What this task involves:
Without including any images, repeat the data exactly.

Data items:
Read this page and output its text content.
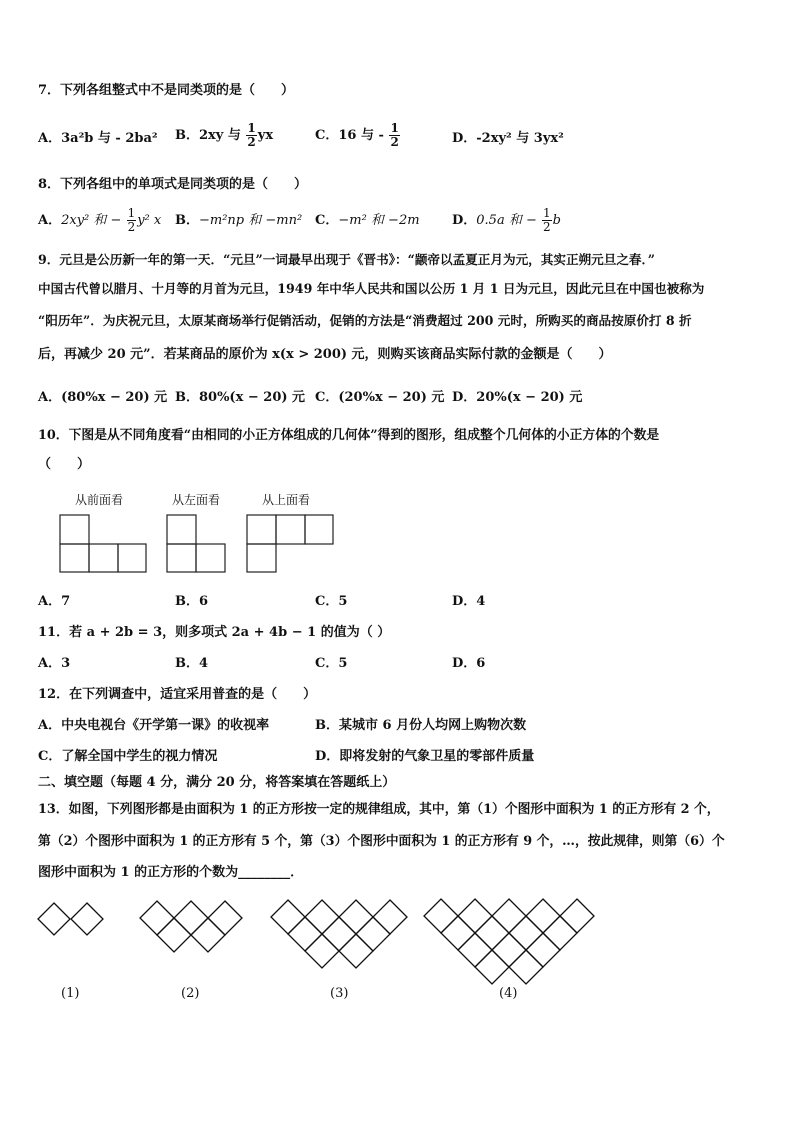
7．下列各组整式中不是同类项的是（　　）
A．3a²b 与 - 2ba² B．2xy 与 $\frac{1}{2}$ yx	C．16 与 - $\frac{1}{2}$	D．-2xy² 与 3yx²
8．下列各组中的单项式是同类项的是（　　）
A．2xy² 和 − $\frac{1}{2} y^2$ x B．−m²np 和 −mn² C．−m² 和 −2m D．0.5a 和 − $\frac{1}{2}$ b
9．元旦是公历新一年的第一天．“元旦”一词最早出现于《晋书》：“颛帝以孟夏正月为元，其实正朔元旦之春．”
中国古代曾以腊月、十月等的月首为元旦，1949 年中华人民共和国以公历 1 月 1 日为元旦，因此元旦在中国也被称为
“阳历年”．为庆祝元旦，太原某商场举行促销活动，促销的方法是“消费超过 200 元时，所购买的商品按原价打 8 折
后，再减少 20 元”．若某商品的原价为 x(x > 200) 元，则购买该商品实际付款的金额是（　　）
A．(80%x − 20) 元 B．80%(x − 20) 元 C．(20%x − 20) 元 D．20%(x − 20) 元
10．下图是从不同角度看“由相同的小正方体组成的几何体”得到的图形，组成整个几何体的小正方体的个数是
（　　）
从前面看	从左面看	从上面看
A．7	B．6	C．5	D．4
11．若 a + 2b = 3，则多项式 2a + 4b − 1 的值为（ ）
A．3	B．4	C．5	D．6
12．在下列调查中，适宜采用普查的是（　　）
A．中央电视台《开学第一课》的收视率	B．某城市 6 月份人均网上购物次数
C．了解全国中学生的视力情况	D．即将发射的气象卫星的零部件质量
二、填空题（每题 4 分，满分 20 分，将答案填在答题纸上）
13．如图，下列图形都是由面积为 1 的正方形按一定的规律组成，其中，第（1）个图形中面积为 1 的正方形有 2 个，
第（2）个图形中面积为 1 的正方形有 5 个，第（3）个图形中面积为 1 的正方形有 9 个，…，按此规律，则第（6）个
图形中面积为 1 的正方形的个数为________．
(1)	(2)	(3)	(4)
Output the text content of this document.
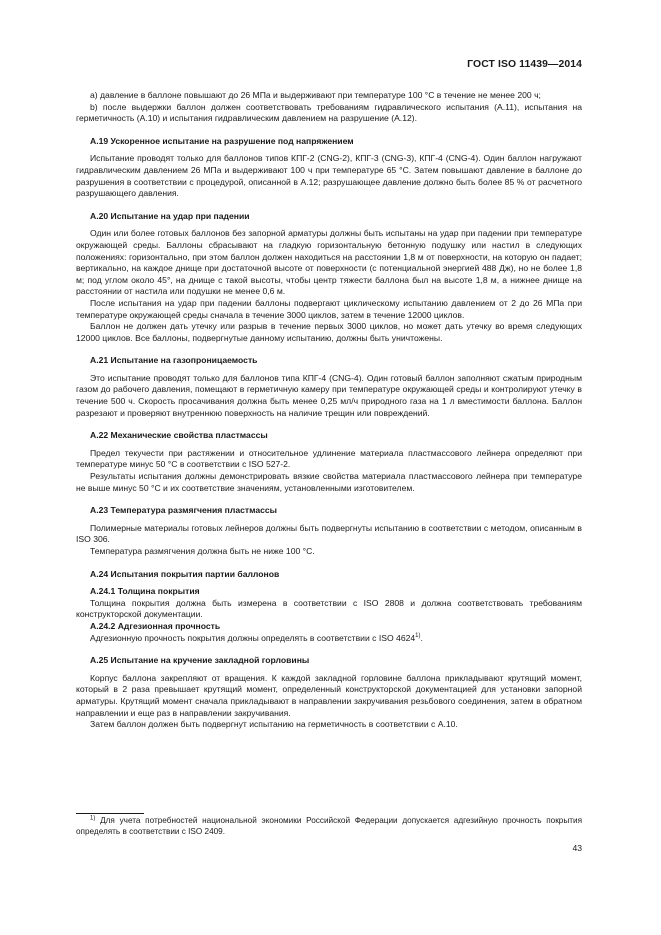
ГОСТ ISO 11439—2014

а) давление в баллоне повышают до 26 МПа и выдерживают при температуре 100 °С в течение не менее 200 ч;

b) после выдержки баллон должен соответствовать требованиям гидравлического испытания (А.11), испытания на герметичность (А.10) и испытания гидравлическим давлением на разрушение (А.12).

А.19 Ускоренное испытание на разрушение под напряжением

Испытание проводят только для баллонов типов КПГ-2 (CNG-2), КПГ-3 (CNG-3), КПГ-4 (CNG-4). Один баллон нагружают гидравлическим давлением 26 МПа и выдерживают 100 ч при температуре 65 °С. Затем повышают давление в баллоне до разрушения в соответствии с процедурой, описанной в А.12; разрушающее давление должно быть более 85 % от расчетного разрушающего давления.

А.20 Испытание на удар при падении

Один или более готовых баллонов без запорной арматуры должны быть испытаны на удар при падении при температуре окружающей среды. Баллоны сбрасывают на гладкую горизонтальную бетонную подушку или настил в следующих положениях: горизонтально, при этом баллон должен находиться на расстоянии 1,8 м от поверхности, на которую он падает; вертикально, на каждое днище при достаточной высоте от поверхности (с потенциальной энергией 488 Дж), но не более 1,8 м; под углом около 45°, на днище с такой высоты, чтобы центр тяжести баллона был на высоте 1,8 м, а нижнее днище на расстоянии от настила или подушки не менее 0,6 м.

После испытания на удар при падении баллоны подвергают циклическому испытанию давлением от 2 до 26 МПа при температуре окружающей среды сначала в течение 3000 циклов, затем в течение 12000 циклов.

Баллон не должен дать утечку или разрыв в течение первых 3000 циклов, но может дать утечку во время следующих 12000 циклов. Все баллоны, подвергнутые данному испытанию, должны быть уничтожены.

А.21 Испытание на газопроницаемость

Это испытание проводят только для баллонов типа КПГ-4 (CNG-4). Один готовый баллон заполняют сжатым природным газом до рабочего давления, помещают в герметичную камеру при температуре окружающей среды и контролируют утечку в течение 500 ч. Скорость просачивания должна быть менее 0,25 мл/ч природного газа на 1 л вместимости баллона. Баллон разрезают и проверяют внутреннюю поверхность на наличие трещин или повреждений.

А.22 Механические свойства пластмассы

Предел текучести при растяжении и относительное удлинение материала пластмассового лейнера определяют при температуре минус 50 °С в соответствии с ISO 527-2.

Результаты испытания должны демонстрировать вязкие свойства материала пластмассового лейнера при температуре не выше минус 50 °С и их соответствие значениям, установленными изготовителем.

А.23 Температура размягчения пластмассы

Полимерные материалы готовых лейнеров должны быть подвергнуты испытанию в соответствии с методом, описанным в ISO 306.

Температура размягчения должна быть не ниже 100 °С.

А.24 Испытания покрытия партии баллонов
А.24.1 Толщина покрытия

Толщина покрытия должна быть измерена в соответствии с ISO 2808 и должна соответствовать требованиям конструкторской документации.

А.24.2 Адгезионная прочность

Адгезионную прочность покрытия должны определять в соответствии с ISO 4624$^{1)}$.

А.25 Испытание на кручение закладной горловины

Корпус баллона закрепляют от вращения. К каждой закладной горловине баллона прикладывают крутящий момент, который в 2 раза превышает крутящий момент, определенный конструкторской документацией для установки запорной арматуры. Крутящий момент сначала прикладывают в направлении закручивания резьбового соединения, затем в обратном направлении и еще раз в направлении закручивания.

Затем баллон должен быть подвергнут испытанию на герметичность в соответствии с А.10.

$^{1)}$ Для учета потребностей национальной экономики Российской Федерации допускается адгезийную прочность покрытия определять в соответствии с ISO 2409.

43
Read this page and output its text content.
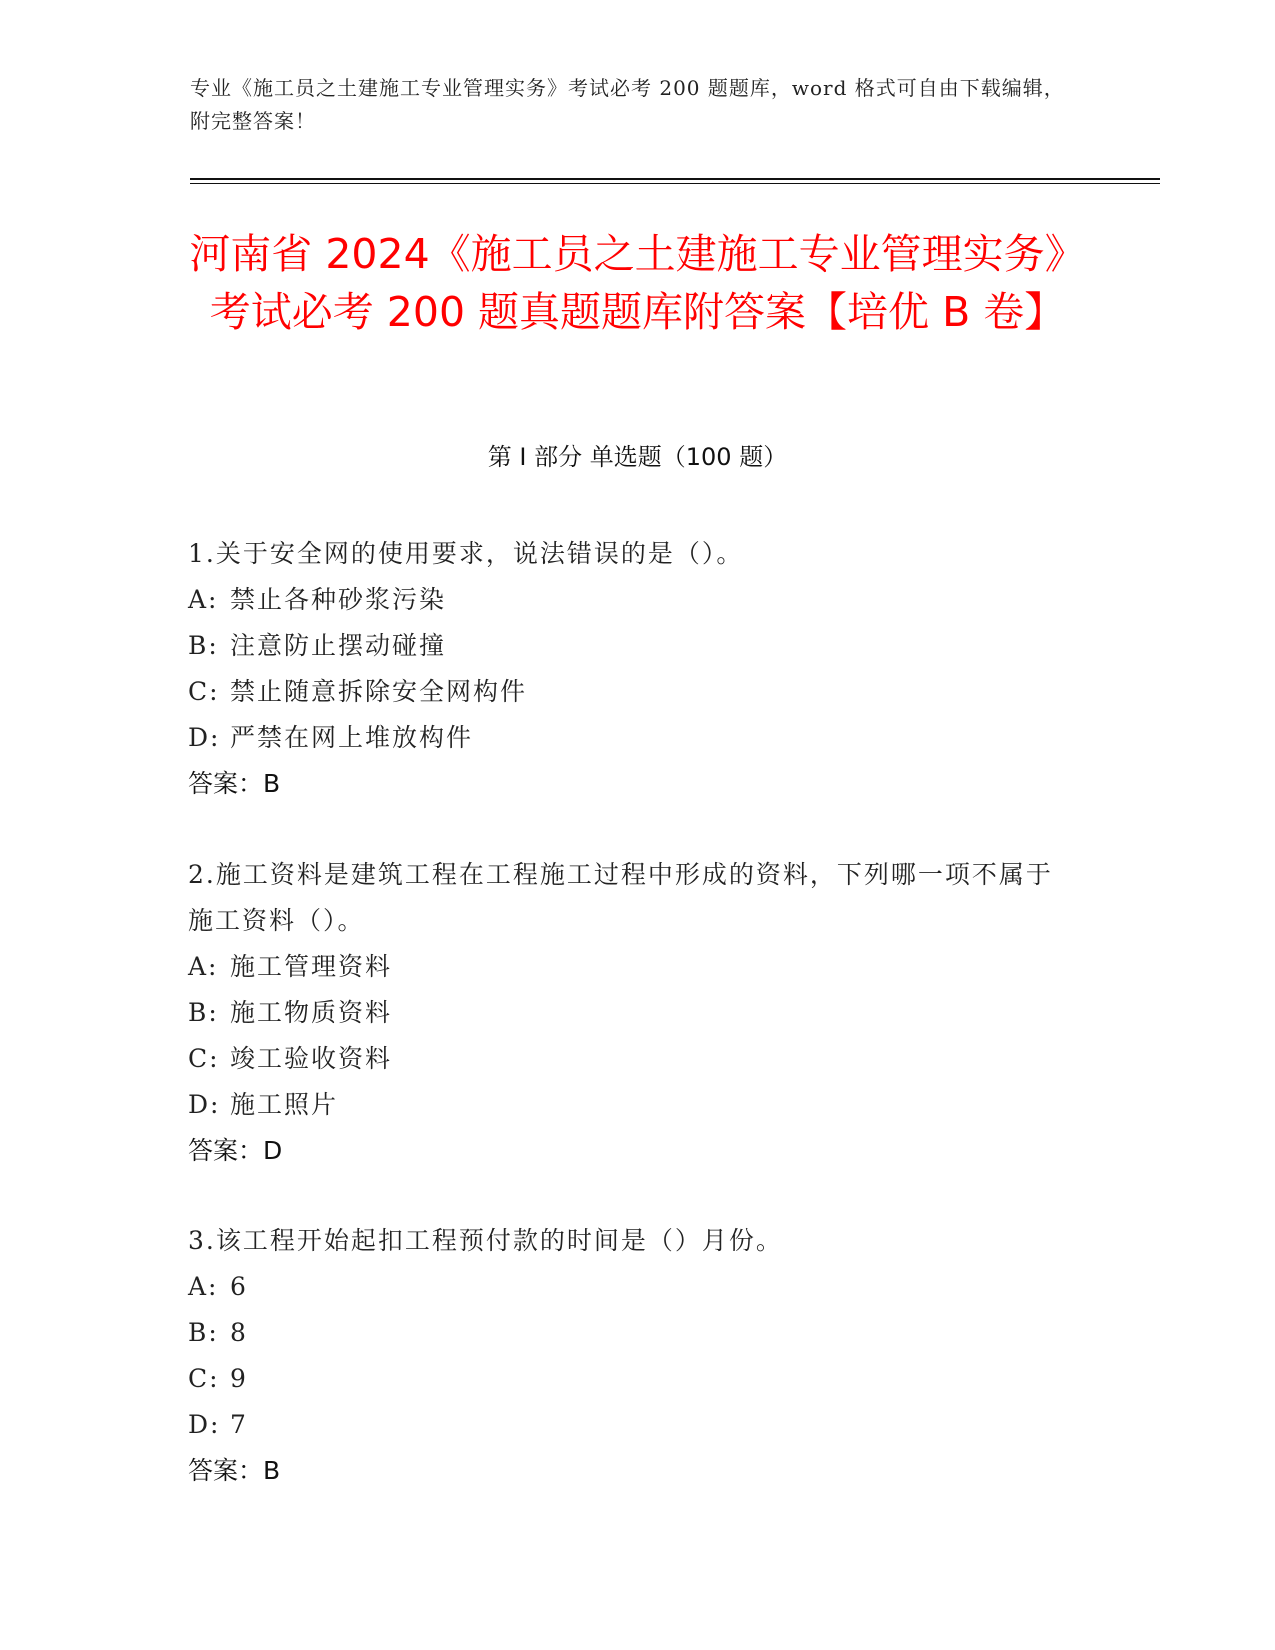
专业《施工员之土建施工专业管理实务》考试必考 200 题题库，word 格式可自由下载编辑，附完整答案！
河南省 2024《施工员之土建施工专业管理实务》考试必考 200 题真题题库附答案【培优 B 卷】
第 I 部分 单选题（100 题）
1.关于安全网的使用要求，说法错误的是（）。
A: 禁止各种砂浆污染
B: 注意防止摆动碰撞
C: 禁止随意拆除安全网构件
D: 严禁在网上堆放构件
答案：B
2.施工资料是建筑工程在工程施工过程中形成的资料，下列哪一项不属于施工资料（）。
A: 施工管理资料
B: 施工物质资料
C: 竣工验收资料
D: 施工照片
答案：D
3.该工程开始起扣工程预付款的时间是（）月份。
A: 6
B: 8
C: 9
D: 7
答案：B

Reply to the task:
Read this page and output its text content.
7．下列各组整式中不是同类项的是（　　）
A．3a²b 与 - 2ba² B．2xy 与 $\frac{1}{2}$ yx	C．16 与 - $\frac{1}{2}$	D．-2xy² 与 3yx²
8．下列各组中的单项式是同类项的是（　　）
A．2xy² 和 − $\frac{1}{2} y^2$ x B．−m²np 和 −mn² C．−m² 和 −2m D．0.5a 和 − $\frac{1}{2}$ b
9．元旦是公历新一年的第一天．“元旦”一词最早出现于《晋书》：“颛帝以孟夏正月为元，其实正朔元旦之春．”
中国古代曾以腊月、十月等的月首为元旦，1949 年中华人民共和国以公历 1 月 1 日为元旦，因此元旦在中国也被称为
“阳历年”．为庆祝元旦，太原某商场举行促销活动，促销的方法是“消费超过 200 元时，所购买的商品按原价打 8 折
后，再减少 20 元”．若某商品的原价为 x(x > 200) 元，则购买该商品实际付款的金额是（　　）
A．(80%x − 20) 元 B．80%(x − 20) 元 C．(20%x − 20) 元 D．20%(x − 20) 元
10．下图是从不同角度看“由相同的小正方体组成的几何体”得到的图形，组成整个几何体的小正方体的个数是
（　　）
从前面看	从左面看	从上面看
A．7	B．6	C．5	D．4
11．若 a + 2b = 3，则多项式 2a + 4b − 1 的值为（ ）
A．3	B．4	C．5	D．6
12．在下列调查中，适宜采用普查的是（　　）
A．中央电视台《开学第一课》的收视率	B．某城市 6 月份人均网上购物次数
C．了解全国中学生的视力情况	D．即将发射的气象卫星的零部件质量
二、填空题（每题 4 分，满分 20 分，将答案填在答题纸上）
13．如图，下列图形都是由面积为 1 的正方形按一定的规律组成，其中，第（1）个图形中面积为 1 的正方形有 2 个，
第（2）个图形中面积为 1 的正方形有 5 个，第（3）个图形中面积为 1 的正方形有 9 个，…，按此规律，则第（6）个
图形中面积为 1 的正方形的个数为________．
(1)	(2)	(3)	(4)
Output the text content of this document.
ГОСТ ISO 11439—2014

а) давление в баллоне повышают до 26 МПа и выдерживают при температуре 100 °С в течение не менее 200 ч;

b) после выдержки баллон должен соответствовать требованиям гидравлического испытания (А.11), испытания на герметичность (А.10) и испытания гидравлическим давлением на разрушение (А.12).

А.19 Ускоренное испытание на разрушение под напряжением

Испытание проводят только для баллонов типов КПГ-2 (CNG-2), КПГ-3 (CNG-3), КПГ-4 (CNG-4). Один баллон нагружают гидравлическим давлением 26 МПа и выдерживают 100 ч при температуре 65 °С. Затем повышают давление в баллоне до разрушения в соответствии с процедурой, описанной в А.12; разрушающее давление должно быть более 85 % от расчетного разрушающего давления.

А.20 Испытание на удар при падении

Один или более готовых баллонов без запорной арматуры должны быть испытаны на удар при падении при температуре окружающей среды. Баллоны сбрасывают на гладкую горизонтальную бетонную подушку или настил в следующих положениях: горизонтально, при этом баллон должен находиться на расстоянии 1,8 м от поверхности, на которую он падает; вертикально, на каждое днище при достаточной высоте от поверхности (с потенциальной энергией 488 Дж), но не более 1,8 м; под углом около 45°, на днище с такой высоты, чтобы центр тяжести баллона был на высоте 1,8 м, а нижнее днище на расстоянии от настила или подушки не менее 0,6 м.

После испытания на удар при падении баллоны подвергают циклическому испытанию давлением от 2 до 26 МПа при температуре окружающей среды сначала в течение 3000 циклов, затем в течение 12000 циклов.

Баллон не должен дать утечку или разрыв в течение первых 3000 циклов, но может дать утечку во время следующих 12000 циклов. Все баллоны, подвергнутые данному испытанию, должны быть уничтожены.

А.21 Испытание на газопроницаемость

Это испытание проводят только для баллонов типа КПГ-4 (CNG-4). Один готовый баллон заполняют сжатым природным газом до рабочего давления, помещают в герметичную камеру при температуре окружающей среды и контролируют утечку в течение 500 ч. Скорость просачивания должна быть менее 0,25 мл/ч природного газа на 1 л вместимости баллона. Баллон разрезают и проверяют внутреннюю поверхность на наличие трещин или повреждений.

А.22 Механические свойства пластмассы

Предел текучести при растяжении и относительное удлинение материала пластмассового лейнера определяют при температуре минус 50 °С в соответствии с ISO 527-2.

Результаты испытания должны демонстрировать вязкие свойства материала пластмассового лейнера при температуре не выше минус 50 °С и их соответствие значениям, установленными изготовителем.

А.23 Температура размягчения пластмассы

Полимерные материалы готовых лейнеров должны быть подвергнуты испытанию в соответствии с методом, описанным в ISO 306.

Температура размягчения должна быть не ниже 100 °С.

А.24 Испытания покрытия партии баллонов
А.24.1 Толщина покрытия

Толщина покрытия должна быть измерена в соответствии с ISO 2808 и должна соответствовать требованиям конструкторской документации.

А.24.2 Адгезионная прочность

Адгезионную прочность покрытия должны определять в соответствии с ISO 4624$^{1)}$.

А.25 Испытание на кручение закладной горловины

Корпус баллона закрепляют от вращения. К каждой закладной горловине баллона прикладывают крутящий момент, который в 2 раза превышает крутящий момент, определенный конструкторской документацией для установки запорной арматуры. Крутящий момент сначала прикладывают в направлении закручивания резьбового соединения, затем в обратном направлении и еще раз в направлении закручивания.

Затем баллон должен быть подвергнут испытанию на герметичность в соответствии с А.10.

$^{1)}$ Для учета потребностей национальной экономики Российской Федерации допускается адгезийную прочность покрытия определять в соответствии с ISO 2409.

43
Read this page and output its text content.
专业《施工员之土建施工专业管理实务》考试必考 200 题题库，word 格式可自由下载编辑，附完整答案！
河南省 2024《施工员之土建施工专业管理实务》考试必考 200 题真题题库附答案【培优 B 卷】
第 I 部分 单选题（100 题）
1.关于安全网的使用要求，说法错误的是（）。
A: 禁止各种砂浆污染
B: 注意防止摆动碰撞
C: 禁止随意拆除安全网构件
D: 严禁在网上堆放构件
答案：B
2.施工资料是建筑工程在工程施工过程中形成的资料，下列哪一项不属于施工资料（）。
A: 施工管理资料
B: 施工物质资料
C: 竣工验收资料
D: 施工照片
答案：D
3.该工程开始起扣工程预付款的时间是（）月份。
A: 6
B: 8
C: 9
D: 7
答案：B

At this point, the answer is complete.